To do: Wherever a line holds the string "Pengertian", copy that line.

* START Exercise input *

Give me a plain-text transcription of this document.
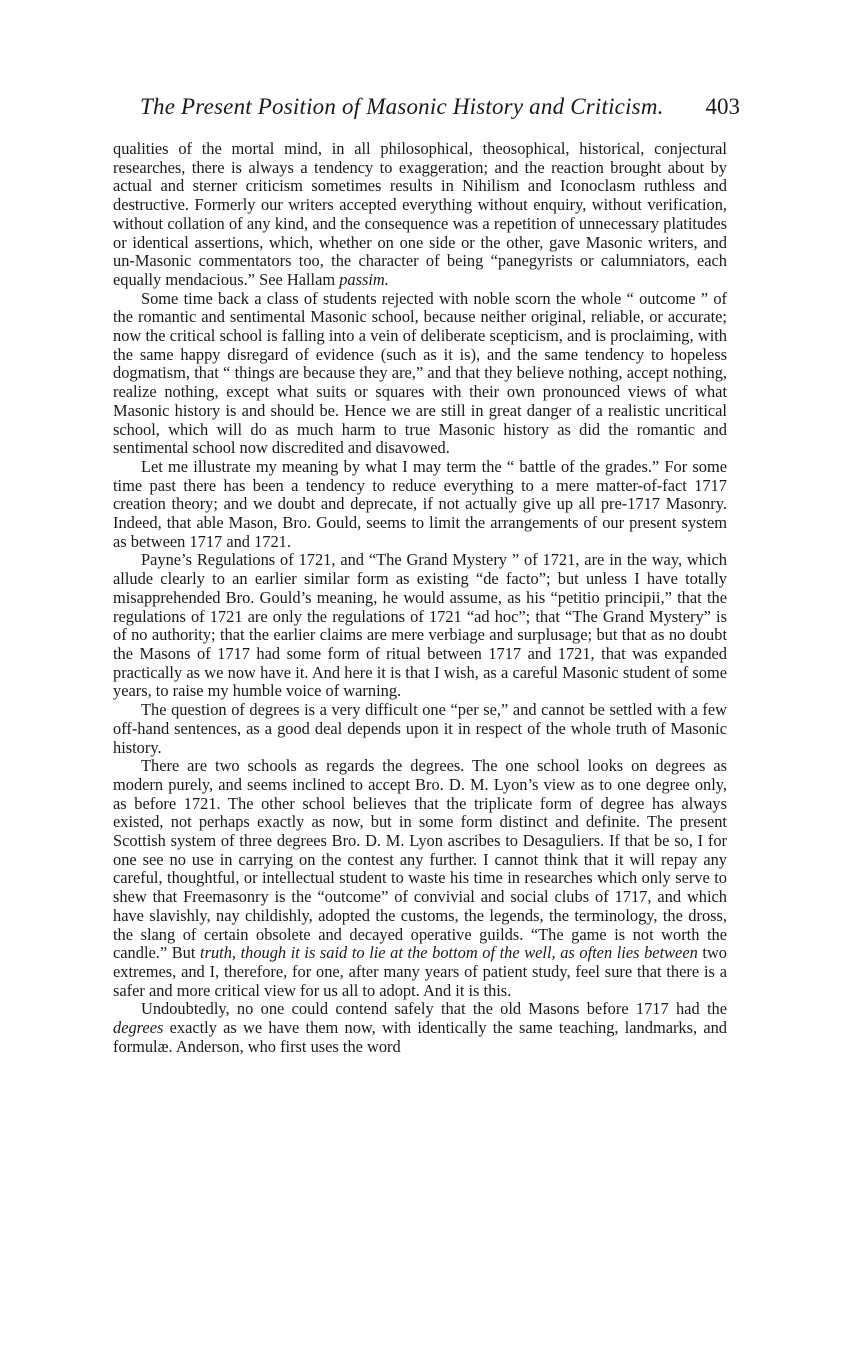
The Present Position of Masonic History and Criticism. 403

qualities of the mortal mind, in all philosophical, theosophical, historical, conjectural researches, there is always a tendency to exaggeration; and the reaction brought about by actual and sterner criticism sometimes results in Nihilism and Iconoclasm ruthless and destructive. Formerly our writers accepted everything without enquiry, without verification, without collation of any kind, and the consequence was a repetition of unnecessary platitudes or identical assertions, which, whether on one side or the other, gave Masonic writers, and un-Masonic commentators too, the character of being “panegyrists or calumniators, each equally mendacious.” See Hallam passim.

Some time back a class of students rejected with noble scorn the whole “ outcome ” of the romantic and sentimental Masonic school, because neither original, reliable, or accurate; now the critical school is falling into a vein of deliberate scepticism, and is proclaiming, with the same happy disregard of evidence (such as it is), and the same tendency to hopeless dogmatism, that “ things are because they are,” and that they believe nothing, accept nothing, realize nothing, except what suits or squares with their own pronounced views of what Masonic history is and should be. Hence we are still in great danger of a realistic uncritical school, which will do as much harm to true Masonic history as did the romantic and sentimental school now discredited and disavowed.

Let me illustrate my meaning by what I may term the “ battle of the grades.” For some time past there has been a tendency to reduce everything to a mere matter-of-fact 1717 creation theory; and we doubt and deprecate, if not actually give up all pre-1717 Masonry. Indeed, that able Mason, Bro. Gould, seems to limit the arrangements of our present system as between 1717 and 1721.

Payne’s Regulations of 1721, and “The Grand Mystery ” of 1721, are in the way, which allude clearly to an earlier similar form as existing “de facto”; but unless I have totally misapprehended Bro. Gould’s meaning, he would assume, as his “petitio principii,” that the regulations of 1721 are only the regulations of 1721 “ad hoc”; that “The Grand Mystery” is of no authority; that the earlier claims are mere verbiage and surplusage; but that as no doubt the Masons of 1717 had some form of ritual between 1717 and 1721, that was expanded practically as we now have it. And here it is that I wish, as a careful Masonic student of some years, to raise my humble voice of warning.

The question of degrees is a very difficult one “per se,” and cannot be settled with a few off-hand sentences, as a good deal depends upon it in respect of the whole truth of Masonic history.

There are two schools as regards the degrees. The one school looks on degrees as modern purely, and seems inclined to accept Bro. D. M. Lyon’s view as to one degree only, as before 1721. The other school believes that the triplicate form of degree has always existed, not perhaps exactly as now, but in some form distinct and definite. The present Scottish system of three degrees Bro. D. M. Lyon ascribes to Desaguliers. If that be so, I for one see no use in carrying on the contest any further. I cannot think that it will repay any careful, thoughtful, or intellectual student to waste his time in researches which only serve to shew that Freemasonry is the “outcome” of convivial and social clubs of 1717, and which have slavishly, nay childishly, adopted the customs, the legends, the terminology, the dross, the slang of certain obsolete and decayed operative guilds. “The game is not worth the candle.” But truth, though it is said to lie at the bottom of the well, as often lies between two extremes, and I, therefore, for one, after many years of patient study, feel sure that there is a safer and more critical view for us all to adopt. And it is this.

Undoubtedly, no one could contend safely that the old Masons before 1717 had the degrees exactly as we have them now, with identically the same teaching, landmarks, and formulæ. Anderson, who first uses the word
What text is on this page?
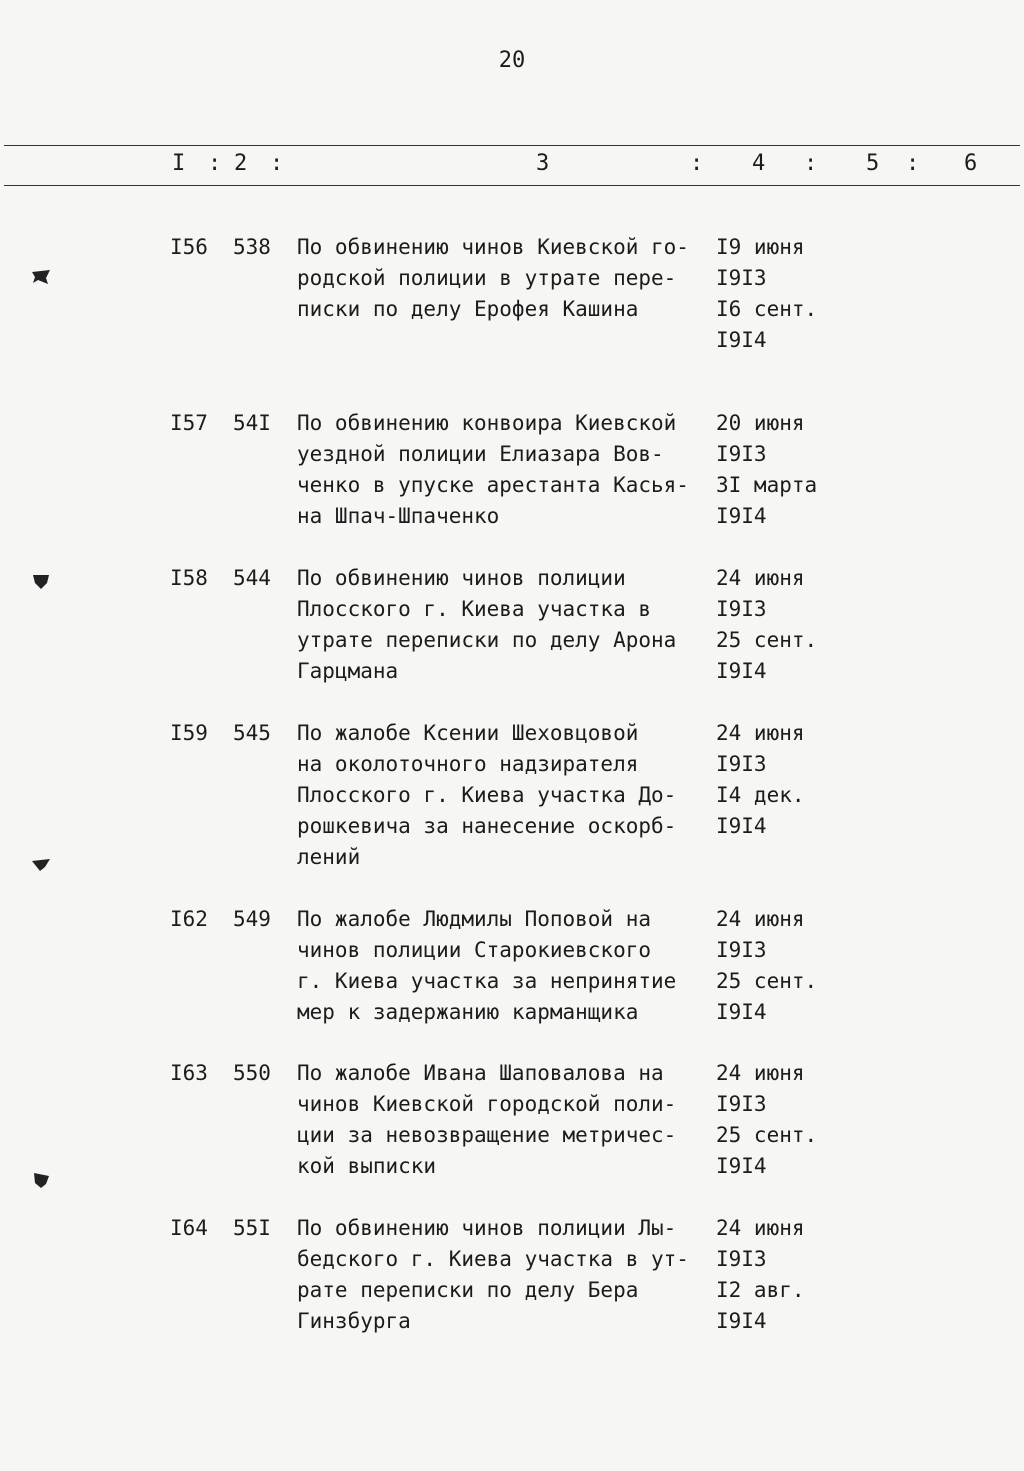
20
I : 2 :	3	: 4 : 5 : 6
I56 538 По обвинению чинов Киевской го-
родской полиции в утрате пере-
писки по делу Ерофея Кашина
I9 июня
I9I3
I6 сент.
I9I4
I57 54I По обвинению конвоира Киевской
уездной полиции Елиазара Вов-
ченко в упуске арестанта Касья-
на Шпач-Шпаченко
20 июня
I9I3
3I марта
I9I4
I58 544 По обвинению чинов полиции
Плосского г. Киева участка в
утрате переписки по делу Арона
Гарцмана
24 июня
I9I3
25 сент.
I9I4
I59 545 По жалобе Ксении Шеховцовой
на околоточного надзирателя
Плосского г. Киева участка До-
рошкевича за нанесение оскорб-
лений
24 июня
I9I3
I4 дек.
I9I4
I62 549 По жалобе Людмилы Поповой на
чинов полиции Старокиевского
г. Киева участка за непринятие
мер к задержанию карманщика
24 июня
I9I3
25 сент.
I9I4
I63 550 По жалобе Ивана Шаповалова на
чинов Киевской городской поли-
ции за невозвращение метричес-
кой выписки
24 июня
I9I3
25 сент.
I9I4
I64 55I По обвинению чинов полиции Лы-
бедского г. Киева участка в ут-
рате переписки по делу Бера
Гинзбурга
24 июня
I9I3
I2 авг.
I9I4
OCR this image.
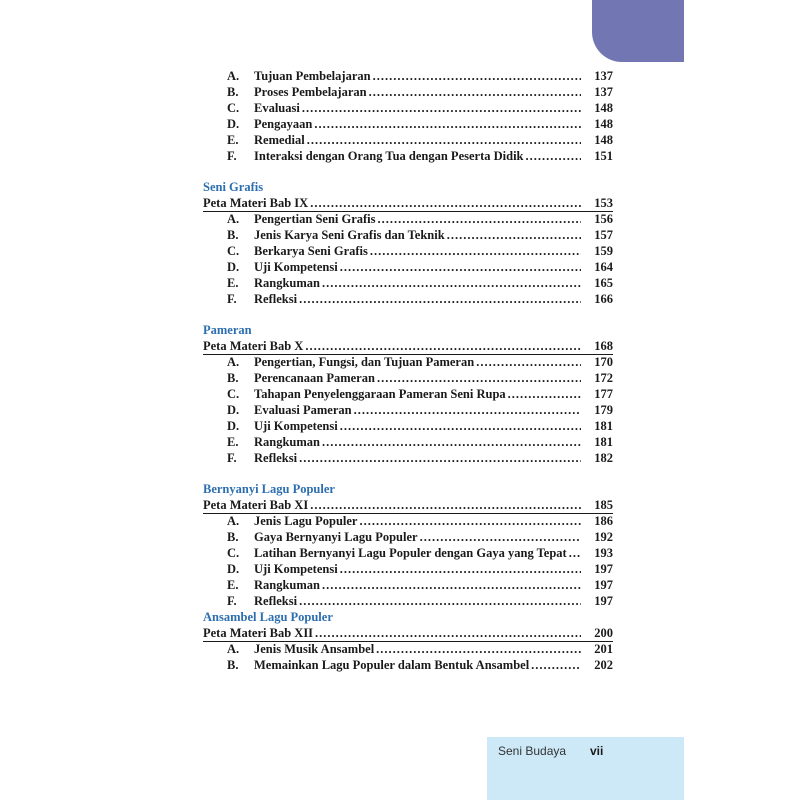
A.	Tujuan Pembelajaran .....	137
B.	Proses Pembelajaran .....	137
C.	Evaluasi .....	148
D.	Pengayaan .....	148
E.	Remedial .....	148
F.	Interaksi dengan Orang Tua dengan Peserta Didik .....	151
Seni Grafis
Peta Materi Bab IX .....	153
A.	Pengertian Seni Grafis .....	156
B.	Jenis Karya Seni Grafis dan Teknik .....	157
C.	Berkarya Seni Grafis .....	159
D.	Uji Kompetensi .....	164
E.	Rangkuman .....	165
F.	Refleksi .....	166
Pameran
Peta Materi Bab X .....	168
A.	Pengertian, Fungsi, dan Tujuan Pameran .....	170
B.	Perencanaan Pameran .....	172
C.	Tahapan Penyelenggaraan Pameran Seni Rupa .....	177
D.	Evaluasi Pameran .....	179
D.	Uji Kompetensi .....	181
E.	Rangkuman .....	181
F.	Refleksi .....	182
Bernyanyi Lagu Populer
Peta Materi Bab XI .....	185
A.	Jenis Lagu Populer .....	186
B.	Gaya Bernyanyi Lagu Populer .....	192
C.	Latihan Bernyanyi Lagu Populer dengan Gaya yang Tepat .....	193
D.	Uji Kompetensi .....	197
E.	Rangkuman .....	197
F.	Refleksi .....	197
Ansambel Lagu Populer
Peta Materi Bab XII .....	200
A.	Jenis Musik Ansambel .....	201
B.	Memainkan Lagu Populer dalam Bentuk Ansambel .....	202
Seni Budaya vii
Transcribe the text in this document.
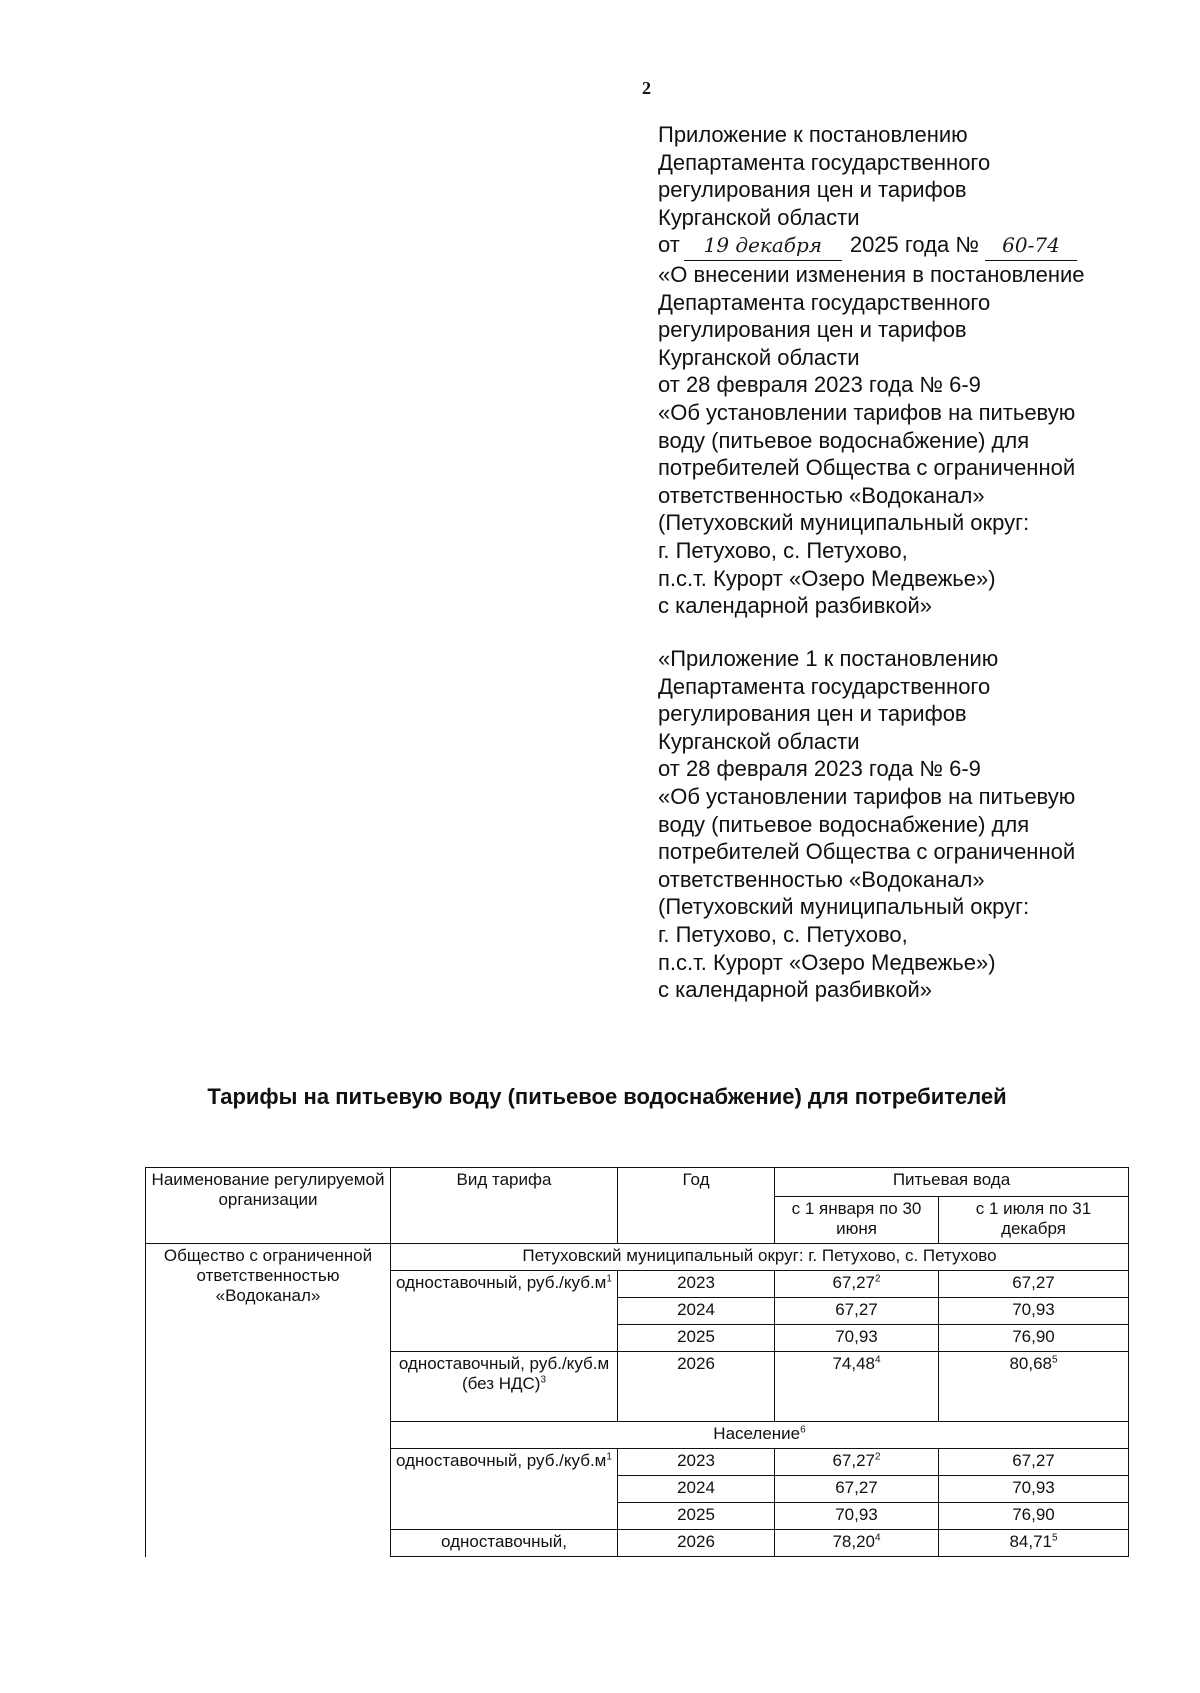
2
Приложение к постановлению
Департамента государственного
регулирования цен и тарифов
Курганской области
от 19 декабря 2025 года № 60-74
«О внесении изменения в постановление
Департамента государственного
регулирования цен и тарифов
Курганской области
от 28 февраля 2023 года № 6-9
«Об установлении тарифов на питьевую
воду (питьевое водоснабжение) для
потребителей Общества с ограниченной
ответственностью «Водоканал»
(Петуховский муниципальный округ:
г. Петухово, с. Петухово,
п.с.т. Курорт «Озеро Медвежье»)
с календарной разбивкой»
«Приложение 1 к постановлению
Департамента государственного
регулирования цен и тарифов
Курганской области
от 28 февраля 2023 года № 6-9
«Об установлении тарифов на питьевую
воду (питьевое водоснабжение) для
потребителей Общества с ограниченной
ответственностью «Водоканал»
(Петуховский муниципальный округ:
г. Петухово, с. Петухово,
п.с.т. Курорт «Озеро Медвежье»)
с календарной разбивкой»
Тарифы на питьевую воду (питьевое водоснабжение) для потребителей
Наименование регулируемой организации	Вид тарифа	Год	Питьевая вода	
			с 1 января по 30 июня	с 1 июля по 31 декабря
Общество с ограниченной ответственностью «Водоканал»	Петуховский муниципальный округ: г. Петухово, с. Петухово			
	одноставочный, $руб./куб.м^1$	2023	67,27$^2$	67,27
		2024	67,27	70,93
		2025	70,93	76,90
	одноставочный, руб./куб.м (без НДС)$^3$	2026	74,48$^4$	80,68$^5$
	Население$^6$
	одноставочный, $руб./куб.м^1$	2023	67,27$^2$	67,27
		2024	67,27	70,93
		2025	70,93	76,90
	одноставочный,	2026	78,20$^4$	84,71$^5$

* END Exercise input *

Correct output:
A.	Pengertian Seni Grafis .....	156
A.	Pengertian, Fungsi, dan Tujuan Pameran .....	170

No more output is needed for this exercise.